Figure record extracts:
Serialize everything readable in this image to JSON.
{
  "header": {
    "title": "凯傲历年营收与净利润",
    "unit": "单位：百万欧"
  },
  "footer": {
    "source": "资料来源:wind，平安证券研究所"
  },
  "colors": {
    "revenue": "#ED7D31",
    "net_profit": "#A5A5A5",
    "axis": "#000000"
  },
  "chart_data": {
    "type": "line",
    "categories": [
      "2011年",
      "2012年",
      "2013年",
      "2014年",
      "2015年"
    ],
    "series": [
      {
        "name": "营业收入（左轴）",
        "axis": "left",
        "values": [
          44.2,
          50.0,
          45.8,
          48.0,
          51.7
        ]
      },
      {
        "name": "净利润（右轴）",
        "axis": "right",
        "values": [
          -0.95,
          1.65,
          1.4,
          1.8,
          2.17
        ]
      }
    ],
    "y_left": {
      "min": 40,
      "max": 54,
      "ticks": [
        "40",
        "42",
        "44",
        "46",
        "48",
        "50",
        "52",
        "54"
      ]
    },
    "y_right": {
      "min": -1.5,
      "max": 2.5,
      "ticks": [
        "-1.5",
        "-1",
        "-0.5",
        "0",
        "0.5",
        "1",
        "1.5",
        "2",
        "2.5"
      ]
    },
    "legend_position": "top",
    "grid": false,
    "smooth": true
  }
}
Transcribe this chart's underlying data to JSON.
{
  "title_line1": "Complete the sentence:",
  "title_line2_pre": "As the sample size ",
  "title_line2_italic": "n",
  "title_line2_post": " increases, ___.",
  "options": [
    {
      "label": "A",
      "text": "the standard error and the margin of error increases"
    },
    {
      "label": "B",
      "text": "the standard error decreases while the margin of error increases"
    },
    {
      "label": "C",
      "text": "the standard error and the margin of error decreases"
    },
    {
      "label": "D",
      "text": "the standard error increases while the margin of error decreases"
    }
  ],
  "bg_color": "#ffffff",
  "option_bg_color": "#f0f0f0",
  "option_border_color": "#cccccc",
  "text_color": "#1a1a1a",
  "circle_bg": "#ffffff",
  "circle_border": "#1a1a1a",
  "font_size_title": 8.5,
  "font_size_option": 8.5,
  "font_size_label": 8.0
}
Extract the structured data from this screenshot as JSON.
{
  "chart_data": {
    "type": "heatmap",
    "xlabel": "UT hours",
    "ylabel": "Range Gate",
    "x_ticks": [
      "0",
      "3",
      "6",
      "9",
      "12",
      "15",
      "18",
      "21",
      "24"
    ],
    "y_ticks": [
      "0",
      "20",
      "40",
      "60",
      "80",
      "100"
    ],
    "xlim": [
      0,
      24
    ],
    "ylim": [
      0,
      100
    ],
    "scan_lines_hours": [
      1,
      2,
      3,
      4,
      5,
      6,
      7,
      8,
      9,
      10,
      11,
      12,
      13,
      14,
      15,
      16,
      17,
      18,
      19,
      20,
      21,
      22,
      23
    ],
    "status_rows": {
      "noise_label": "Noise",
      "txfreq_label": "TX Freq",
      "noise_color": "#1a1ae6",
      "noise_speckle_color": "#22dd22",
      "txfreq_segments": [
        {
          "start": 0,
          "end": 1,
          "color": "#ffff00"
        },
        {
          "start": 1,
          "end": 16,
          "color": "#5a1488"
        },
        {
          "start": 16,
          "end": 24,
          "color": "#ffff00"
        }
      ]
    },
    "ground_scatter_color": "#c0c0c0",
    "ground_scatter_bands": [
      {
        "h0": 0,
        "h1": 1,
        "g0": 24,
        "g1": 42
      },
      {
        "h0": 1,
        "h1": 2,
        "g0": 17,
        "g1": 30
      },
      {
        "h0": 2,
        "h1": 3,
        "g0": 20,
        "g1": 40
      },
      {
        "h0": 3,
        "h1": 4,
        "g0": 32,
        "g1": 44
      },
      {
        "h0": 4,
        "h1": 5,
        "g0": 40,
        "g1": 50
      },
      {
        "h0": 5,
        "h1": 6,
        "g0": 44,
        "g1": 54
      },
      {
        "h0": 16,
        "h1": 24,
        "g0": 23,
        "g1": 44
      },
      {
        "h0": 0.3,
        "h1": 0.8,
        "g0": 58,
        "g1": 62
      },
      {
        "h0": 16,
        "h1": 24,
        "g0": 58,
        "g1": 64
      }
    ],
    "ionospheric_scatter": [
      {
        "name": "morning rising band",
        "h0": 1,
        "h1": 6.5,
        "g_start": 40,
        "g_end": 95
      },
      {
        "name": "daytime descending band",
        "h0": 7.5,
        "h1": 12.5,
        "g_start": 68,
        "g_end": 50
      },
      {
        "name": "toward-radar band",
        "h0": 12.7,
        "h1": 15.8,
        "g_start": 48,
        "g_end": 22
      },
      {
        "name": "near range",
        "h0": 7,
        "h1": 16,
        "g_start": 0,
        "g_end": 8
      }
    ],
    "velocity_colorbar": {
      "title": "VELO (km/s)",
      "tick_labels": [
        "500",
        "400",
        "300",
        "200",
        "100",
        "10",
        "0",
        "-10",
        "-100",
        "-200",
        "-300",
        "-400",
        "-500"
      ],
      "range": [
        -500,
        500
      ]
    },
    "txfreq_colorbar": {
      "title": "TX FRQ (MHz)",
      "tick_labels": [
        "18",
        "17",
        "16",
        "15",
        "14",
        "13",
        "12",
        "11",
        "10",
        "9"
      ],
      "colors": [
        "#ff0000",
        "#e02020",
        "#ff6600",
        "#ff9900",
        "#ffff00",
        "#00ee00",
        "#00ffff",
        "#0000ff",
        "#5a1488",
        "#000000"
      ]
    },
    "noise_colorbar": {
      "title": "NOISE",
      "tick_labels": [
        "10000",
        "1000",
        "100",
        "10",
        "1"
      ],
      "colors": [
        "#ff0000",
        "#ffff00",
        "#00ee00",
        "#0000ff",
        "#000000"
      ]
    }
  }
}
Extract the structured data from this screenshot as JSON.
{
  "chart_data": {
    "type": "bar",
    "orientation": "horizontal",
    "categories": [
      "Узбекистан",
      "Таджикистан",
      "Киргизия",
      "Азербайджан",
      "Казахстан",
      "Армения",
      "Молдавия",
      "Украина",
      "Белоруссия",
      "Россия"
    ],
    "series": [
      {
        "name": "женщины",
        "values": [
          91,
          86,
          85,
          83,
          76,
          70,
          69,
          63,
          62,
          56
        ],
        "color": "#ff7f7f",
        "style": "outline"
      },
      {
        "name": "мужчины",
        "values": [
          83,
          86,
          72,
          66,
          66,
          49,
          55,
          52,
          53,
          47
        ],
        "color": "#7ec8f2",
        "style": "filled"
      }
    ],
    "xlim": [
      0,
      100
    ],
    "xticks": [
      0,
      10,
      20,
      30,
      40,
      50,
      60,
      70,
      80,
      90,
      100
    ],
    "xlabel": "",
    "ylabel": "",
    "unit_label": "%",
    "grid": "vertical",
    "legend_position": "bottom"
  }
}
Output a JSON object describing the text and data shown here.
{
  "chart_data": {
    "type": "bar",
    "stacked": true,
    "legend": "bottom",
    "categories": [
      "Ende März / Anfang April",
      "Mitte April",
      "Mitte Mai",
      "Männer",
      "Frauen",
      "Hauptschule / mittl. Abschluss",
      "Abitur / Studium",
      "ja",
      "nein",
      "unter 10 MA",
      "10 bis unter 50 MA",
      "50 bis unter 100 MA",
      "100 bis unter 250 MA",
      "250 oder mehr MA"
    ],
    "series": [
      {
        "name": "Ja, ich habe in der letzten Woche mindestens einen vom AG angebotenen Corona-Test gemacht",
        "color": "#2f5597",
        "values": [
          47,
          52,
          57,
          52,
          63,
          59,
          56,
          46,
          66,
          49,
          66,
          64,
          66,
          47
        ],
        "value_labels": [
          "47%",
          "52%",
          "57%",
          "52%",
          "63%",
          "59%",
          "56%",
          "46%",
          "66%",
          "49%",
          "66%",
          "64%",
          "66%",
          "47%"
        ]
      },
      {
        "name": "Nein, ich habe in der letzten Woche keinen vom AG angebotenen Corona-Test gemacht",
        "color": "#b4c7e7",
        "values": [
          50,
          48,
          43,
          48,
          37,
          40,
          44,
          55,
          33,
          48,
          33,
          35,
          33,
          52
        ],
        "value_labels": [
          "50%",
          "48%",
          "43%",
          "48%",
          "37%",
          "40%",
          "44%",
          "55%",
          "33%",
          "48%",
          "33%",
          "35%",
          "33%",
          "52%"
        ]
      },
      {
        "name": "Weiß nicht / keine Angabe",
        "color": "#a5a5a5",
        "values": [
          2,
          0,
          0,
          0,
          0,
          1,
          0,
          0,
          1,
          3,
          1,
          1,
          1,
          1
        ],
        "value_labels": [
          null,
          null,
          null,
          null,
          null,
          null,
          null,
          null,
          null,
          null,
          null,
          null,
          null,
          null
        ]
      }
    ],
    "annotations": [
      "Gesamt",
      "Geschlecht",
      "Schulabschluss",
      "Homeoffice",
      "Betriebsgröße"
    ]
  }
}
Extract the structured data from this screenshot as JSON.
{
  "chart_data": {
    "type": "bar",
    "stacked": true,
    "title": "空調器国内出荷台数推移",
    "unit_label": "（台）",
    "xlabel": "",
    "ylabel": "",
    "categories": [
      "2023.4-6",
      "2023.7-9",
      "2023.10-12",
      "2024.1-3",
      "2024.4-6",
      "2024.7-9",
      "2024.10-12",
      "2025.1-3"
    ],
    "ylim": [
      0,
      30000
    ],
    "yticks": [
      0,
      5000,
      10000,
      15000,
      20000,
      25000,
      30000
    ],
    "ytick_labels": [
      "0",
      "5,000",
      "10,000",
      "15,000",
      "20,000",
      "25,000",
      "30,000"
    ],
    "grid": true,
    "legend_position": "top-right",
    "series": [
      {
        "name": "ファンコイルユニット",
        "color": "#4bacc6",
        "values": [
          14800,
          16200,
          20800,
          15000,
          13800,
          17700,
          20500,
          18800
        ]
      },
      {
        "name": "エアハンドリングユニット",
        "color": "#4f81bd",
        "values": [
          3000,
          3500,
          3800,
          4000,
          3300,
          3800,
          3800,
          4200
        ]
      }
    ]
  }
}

_PROBLEM STATEMENT_
Scan the data above and copy every line with "habe" in it.

_RESULT FOR THIS EXERCISE_
        "name": "Ja, ich habe in der letzten Woche mindestens einen vom AG angebotenen Corona-Test gemacht",
        "name": "Nein, ich habe in der letzten Woche keinen vom AG angebotenen Corona-Test gemacht",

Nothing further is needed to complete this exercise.